## YOUR INSTRUCTIONS
Give the number of lines below that contain the word "label", and nothing else.
----
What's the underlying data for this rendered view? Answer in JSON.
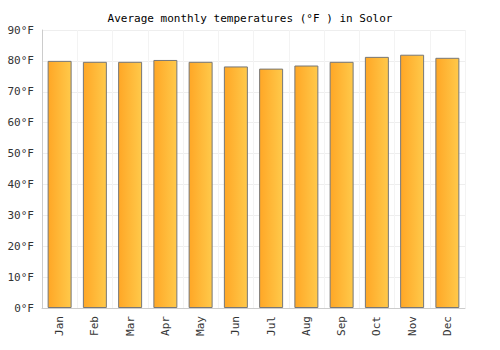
{
  "chart_data": {
    "type": "bar",
    "title": "Average monthly temperatures (°F ) in Solor",
    "categories": [
      "Jan",
      "Feb",
      "Mar",
      "Apr",
      "May",
      "Jun",
      "Jul",
      "Aug",
      "Sep",
      "Oct",
      "Nov",
      "Dec"
    ],
    "values": [
      80,
      79.7,
      79.7,
      80.3,
      79.7,
      78.2,
      77.5,
      78.5,
      79.7,
      81.3,
      82,
      81
    ],
    "color": "#ffa726",
    "ylim": [
      0,
      90
    ],
    "yticks": [
      {
        "value": 0,
        "label": "0°F"
      },
      {
        "value": 10,
        "label": "10°F"
      },
      {
        "value": 20,
        "label": "20°F"
      },
      {
        "value": 30,
        "label": "30°F"
      },
      {
        "value": 40,
        "label": "40°F"
      },
      {
        "value": 50,
        "label": "50°F"
      },
      {
        "value": 60,
        "label": "60°F"
      },
      {
        "value": 70,
        "label": "70°F"
      },
      {
        "value": 80,
        "label": "80°F"
      },
      {
        "value": 90,
        "label": "90°F"
      }
    ],
    "grid": true
  }
}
----
## FINAL ANSWER
10